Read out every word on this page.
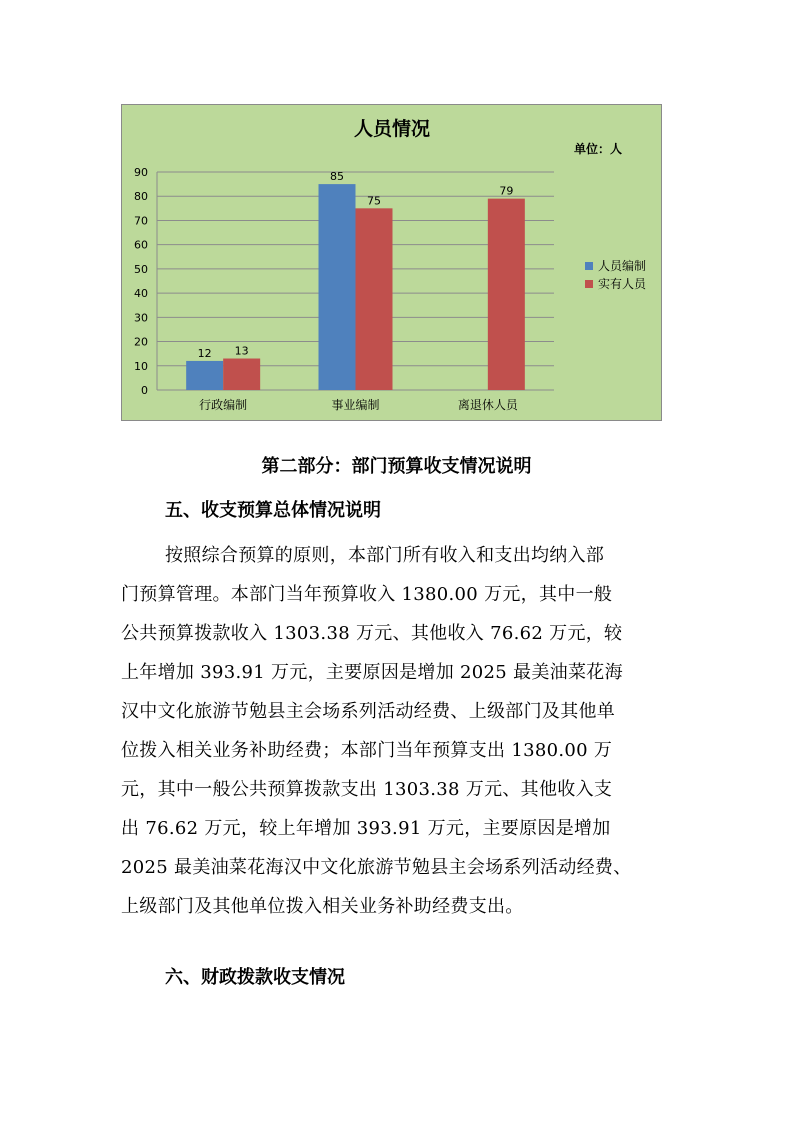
人员情况
单位：人
0
10
20
30
40
50
60
70
80
90
12 13
行政编制
85
75
事业编制
79
离退休人员
人员编制
实有人员
第二部分：部门预算收支情况说明
五、收支预算总体情况说明
按照综合预算的原则，本部门所有收入和支出均纳入部
门预算管理。本部门当年预算收入 1380.00 万元，其中一般
公共预算拨款收入 1303.38 万元、其他收入 76.62 万元，较
上年增加 393.91 万元，主要原因是增加 2025 最美油菜花海
汉中文化旅游节勉县主会场系列活动经费、上级部门及其他单
位拨入相关业务补助经费；本部门当年预算支出 1380.00 万
元，其中一般公共预算拨款支出 1303.38 万元、其他收入支
出 76.62 万元，较上年增加 393.91 万元，主要原因是增加
2025 最美油菜花海汉中文化旅游节勉县主会场系列活动经费、
上级部门及其他单位拨入相关业务补助经费支出。
六、财政拨款收支情况
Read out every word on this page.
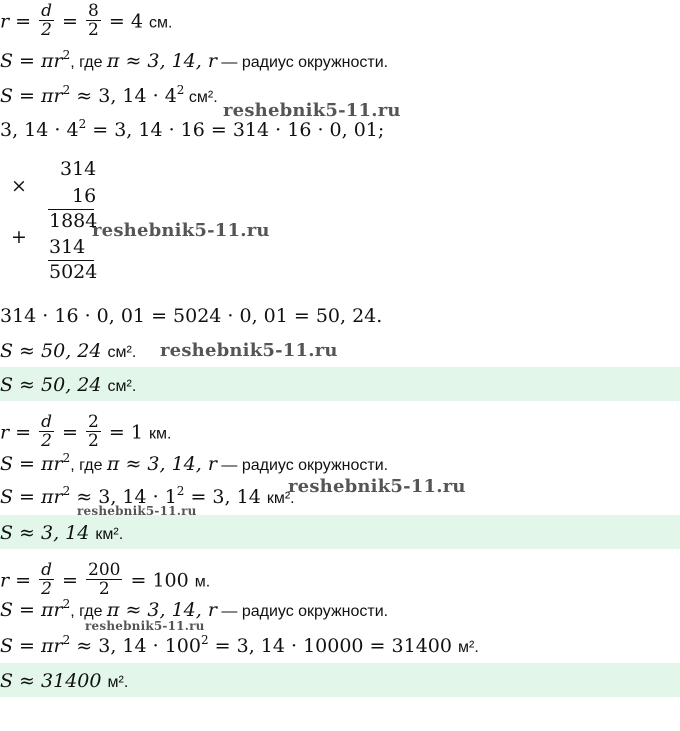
$r = \frac{d}{2} = \frac{8}{2} = 4$ см.
$S = \pi r^2$, где π ≈ 3, 14, r — радиус окружности.
$S = \pi r^2 \approx 3$, $14 \cdot 4^2$ см².
reshebnik5-11.ru
3, $14 \cdot 4^2 = 3$, 14 · 16 = 314 · 16 · 0, 01;
×
314
16
1884
+ 314
5024
reshebnik5-11.ru
314 · 16 · 0, 01 = 5024 · 0, 01 = 50, 24.
S ≈ 50, 24 см². reshebnik5-11.ru
S ≈ 50, 24 см².
$r = \frac{d}{2} = \frac{2}{2} = 1$ км.
$S = \pi r^2$, где π ≈ 3, 14, r — радиус окружности.
$S = \pi r^2 \approx 3$, $14 \cdot 1^2 = 3$, 14 км².
reshebnik5-11.ru
reshebnik5-11.ru
S ≈ 3, 14 км².
$r = \frac{d}{2} = \frac{200}{2} = 100$ м.
$S = \pi r^2$, где π ≈ 3, 14, r — радиус окружности.
reshebnik5-11.ru
$S = \pi r^2 \approx 3$, $14 \cdot 100^2 = 3$, 14 · 10000 = 31400 м².
S ≈ 31400 м².
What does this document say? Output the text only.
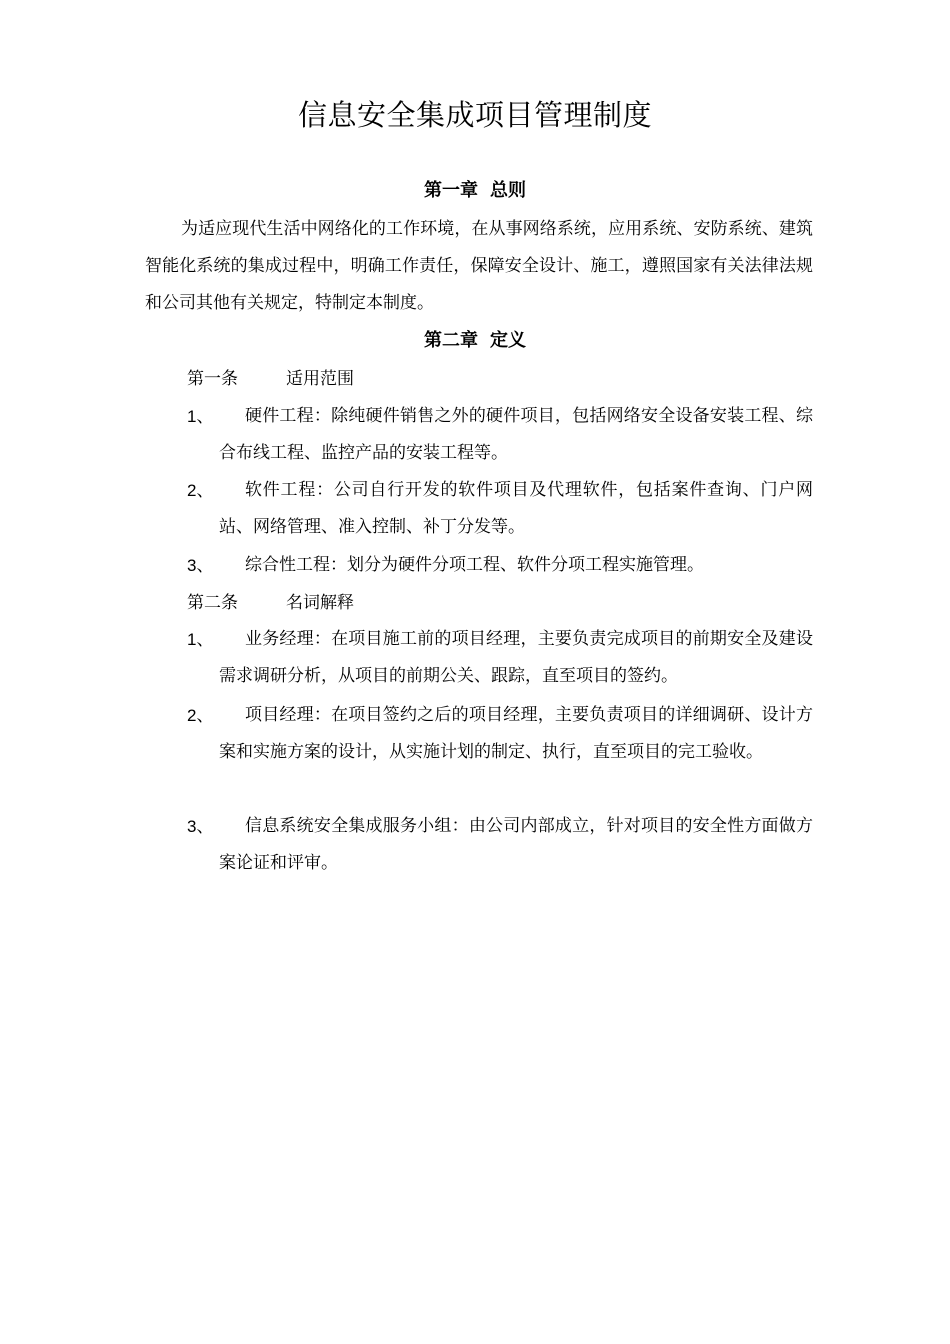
信息安全集成项目管理制度
第一章 总则
为适应现代生活中网络化的工作环境，在从事网络系统，应用系统、安防系统、建筑智能化系统的集成过程中，明确工作责任，保障安全设计、施工，遵照国家有关法律法规和公司其他有关规定，特制定本制度。
第二章 定义
第一条	适用范围
1、	硬件工程：除纯硬件销售之外的硬件项目，包括网络安全设备安装工程、综合布线工程、监控产品的安装工程等。
2、	软件工程：公司自行开发的软件项目及代理软件，包括案件查询、门户网站、网络管理、准入控制、补丁分发等。
3、	综合性工程：划分为硬件分项工程、软件分项工程实施管理。
第二条	名词解释
1、	业务经理：在项目施工前的项目经理，主要负责完成项目的前期安全及建设需求调研分析，从项目的前期公关、跟踪，直至项目的签约。
2、	项目经理：在项目签约之后的项目经理，主要负责项目的详细调研、设计方案和实施方案的设计，从实施计划的制定、执行，直至项目的完工验收。
3、	信息系统安全集成服务小组：由公司内部成立，针对项目的安全性方面做方案论证和评审。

DIRECTIONS FOR THIS TASK:
Gather each line that holds "frac".

REPLY TO THE EXERCISE:
$r = \frac{d}{2} = \frac{8}{2} = 4$ см.
$r = \frac{d}{2} = \frac{2}{2} = 1$ км.
$r = \frac{d}{2} = \frac{200}{2} = 100$ м.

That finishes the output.